Dataset records:
....................
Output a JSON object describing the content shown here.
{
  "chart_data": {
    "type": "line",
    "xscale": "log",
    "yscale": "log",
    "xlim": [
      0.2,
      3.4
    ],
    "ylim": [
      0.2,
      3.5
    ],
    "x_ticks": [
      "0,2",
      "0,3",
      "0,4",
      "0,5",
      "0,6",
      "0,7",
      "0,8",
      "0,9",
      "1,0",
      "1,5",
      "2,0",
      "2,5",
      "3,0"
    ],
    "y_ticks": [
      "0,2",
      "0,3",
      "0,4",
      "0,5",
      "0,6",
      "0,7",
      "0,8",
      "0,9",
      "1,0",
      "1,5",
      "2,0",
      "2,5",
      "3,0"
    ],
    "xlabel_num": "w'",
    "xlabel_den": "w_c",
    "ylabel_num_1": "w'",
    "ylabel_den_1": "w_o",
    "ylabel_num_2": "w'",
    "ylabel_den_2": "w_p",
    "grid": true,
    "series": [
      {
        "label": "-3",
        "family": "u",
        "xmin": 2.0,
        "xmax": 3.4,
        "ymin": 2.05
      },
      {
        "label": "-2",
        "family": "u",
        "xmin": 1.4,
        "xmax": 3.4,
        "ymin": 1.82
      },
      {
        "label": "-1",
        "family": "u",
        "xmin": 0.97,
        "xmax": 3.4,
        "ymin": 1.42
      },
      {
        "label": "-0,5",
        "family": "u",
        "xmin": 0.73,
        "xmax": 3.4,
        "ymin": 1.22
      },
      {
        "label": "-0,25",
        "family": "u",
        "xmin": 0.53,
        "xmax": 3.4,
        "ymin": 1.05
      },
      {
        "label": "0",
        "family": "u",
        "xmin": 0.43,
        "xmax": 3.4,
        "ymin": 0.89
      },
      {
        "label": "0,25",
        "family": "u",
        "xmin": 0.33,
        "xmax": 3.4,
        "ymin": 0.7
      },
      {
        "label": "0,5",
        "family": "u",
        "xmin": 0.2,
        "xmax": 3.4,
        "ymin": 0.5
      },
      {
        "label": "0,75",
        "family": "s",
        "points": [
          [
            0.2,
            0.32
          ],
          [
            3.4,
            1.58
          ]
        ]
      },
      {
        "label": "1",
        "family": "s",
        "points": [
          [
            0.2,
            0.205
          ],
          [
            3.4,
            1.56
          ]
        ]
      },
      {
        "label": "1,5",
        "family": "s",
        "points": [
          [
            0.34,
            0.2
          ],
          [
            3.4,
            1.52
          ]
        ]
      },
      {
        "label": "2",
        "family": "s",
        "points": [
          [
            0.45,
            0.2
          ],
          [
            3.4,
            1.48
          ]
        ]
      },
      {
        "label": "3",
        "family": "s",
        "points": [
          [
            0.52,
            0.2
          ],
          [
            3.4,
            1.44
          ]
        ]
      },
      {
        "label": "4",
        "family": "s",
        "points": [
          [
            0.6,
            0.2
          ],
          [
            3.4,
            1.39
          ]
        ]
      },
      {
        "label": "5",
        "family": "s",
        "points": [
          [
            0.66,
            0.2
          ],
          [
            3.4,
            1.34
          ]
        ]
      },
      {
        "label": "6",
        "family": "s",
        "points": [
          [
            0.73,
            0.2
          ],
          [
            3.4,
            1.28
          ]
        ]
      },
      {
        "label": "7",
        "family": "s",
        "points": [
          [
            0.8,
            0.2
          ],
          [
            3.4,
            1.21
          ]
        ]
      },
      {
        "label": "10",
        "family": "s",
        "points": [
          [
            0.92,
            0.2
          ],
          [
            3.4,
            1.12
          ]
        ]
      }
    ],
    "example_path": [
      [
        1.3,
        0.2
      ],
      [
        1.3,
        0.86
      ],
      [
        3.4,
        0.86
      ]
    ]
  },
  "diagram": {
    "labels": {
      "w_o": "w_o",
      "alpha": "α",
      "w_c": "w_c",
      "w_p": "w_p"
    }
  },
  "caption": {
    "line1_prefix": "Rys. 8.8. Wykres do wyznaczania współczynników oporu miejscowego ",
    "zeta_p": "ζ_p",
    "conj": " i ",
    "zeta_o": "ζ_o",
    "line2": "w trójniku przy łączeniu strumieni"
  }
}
....................
Exercise: Return the listing above in full, character for character.

Expected answer:
Output a JSON object describing the content shown here.
{
  "chart_data": {
    "type": "line",
    "xscale": "log",
    "yscale": "log",
    "xlim": [
      0.2,
      3.4
    ],
    "ylim": [
      0.2,
      3.5
    ],
    "x_ticks": [
      "0,2",
      "0,3",
      "0,4",
      "0,5",
      "0,6",
      "0,7",
      "0,8",
      "0,9",
      "1,0",
      "1,5",
      "2,0",
      "2,5",
      "3,0"
    ],
    "y_ticks": [
      "0,2",
      "0,3",
      "0,4",
      "0,5",
      "0,6",
      "0,7",
      "0,8",
      "0,9",
      "1,0",
      "1,5",
      "2,0",
      "2,5",
      "3,0"
    ],
    "xlabel_num": "w'",
    "xlabel_den": "w_c",
    "ylabel_num_1": "w'",
    "ylabel_den_1": "w_o",
    "ylabel_num_2": "w'",
    "ylabel_den_2": "w_p",
    "grid": true,
    "series": [
      {
        "label": "-3",
        "family": "u",
        "xmin": 2.0,
        "xmax": 3.4,
        "ymin": 2.05
      },
      {
        "label": "-2",
        "family": "u",
        "xmin": 1.4,
        "xmax": 3.4,
        "ymin": 1.82
      },
      {
        "label": "-1",
        "family": "u",
        "xmin": 0.97,
        "xmax": 3.4,
        "ymin": 1.42
      },
      {
        "label": "-0,5",
        "family": "u",
        "xmin": 0.73,
        "xmax": 3.4,
        "ymin": 1.22
      },
      {
        "label": "-0,25",
        "family": "u",
        "xmin": 0.53,
        "xmax": 3.4,
        "ymin": 1.05
      },
      {
        "label": "0",
        "family": "u",
        "xmin": 0.43,
        "xmax": 3.4,
        "ymin": 0.89
      },
      {
        "label": "0,25",
        "family": "u",
        "xmin": 0.33,
        "xmax": 3.4,
        "ymin": 0.7
      },
      {
        "label": "0,5",
        "family": "u",
        "xmin": 0.2,
        "xmax": 3.4,
        "ymin": 0.5
      },
      {
        "label": "0,75",
        "family": "s",
        "points": [
          [
            0.2,
            0.32
          ],
          [
            3.4,
            1.58
          ]
        ]
      },
      {
        "label": "1",
        "family": "s",
        "points": [
          [
            0.2,
            0.205
          ],
          [
            3.4,
            1.56
          ]
        ]
      },
      {
        "label": "1,5",
        "family": "s",
        "points": [
          [
            0.34,
            0.2
          ],
          [
            3.4,
            1.52
          ]
        ]
      },
      {
        "label": "2",
        "family": "s",
        "points": [
          [
            0.45,
            0.2
          ],
          [
            3.4,
            1.48
          ]
        ]
      },
      {
        "label": "3",
        "family": "s",
        "points": [
          [
            0.52,
            0.2
          ],
          [
            3.4,
            1.44
          ]
        ]
      },
      {
        "label": "4",
        "family": "s",
        "points": [
          [
            0.6,
            0.2
          ],
          [
            3.4,
            1.39
          ]
        ]
      },
      {
        "label": "5",
        "family": "s",
        "points": [
          [
            0.66,
            0.2
          ],
          [
            3.4,
            1.34
          ]
        ]
      },
      {
        "label": "6",
        "family": "s",
        "points": [
          [
            0.73,
            0.2
          ],
          [
            3.4,
            1.28
          ]
        ]
      },
      {
        "label": "7",
        "family": "s",
        "points": [
          [
            0.8,
            0.2
          ],
          [
            3.4,
            1.21
          ]
        ]
      },
      {
        "label": "10",
        "family": "s",
        "points": [
          [
            0.92,
            0.2
          ],
          [
            3.4,
            1.12
          ]
        ]
      }
    ],
    "example_path": [
      [
        1.3,
        0.2
      ],
      [
        1.3,
        0.86
      ],
      [
        3.4,
        0.86
      ]
    ]
  },
  "diagram": {
    "labels": {
      "w_o": "w_o",
      "alpha": "α",
      "w_c": "w_c",
      "w_p": "w_p"
    }
  },
  "caption": {
    "line1_prefix": "Rys. 8.8. Wykres do wyznaczania współczynników oporu miejscowego ",
    "zeta_p": "ζ_p",
    "conj": " i ",
    "zeta_o": "ζ_o",
    "line2": "w trójniku przy łączeniu strumieni"
  }
}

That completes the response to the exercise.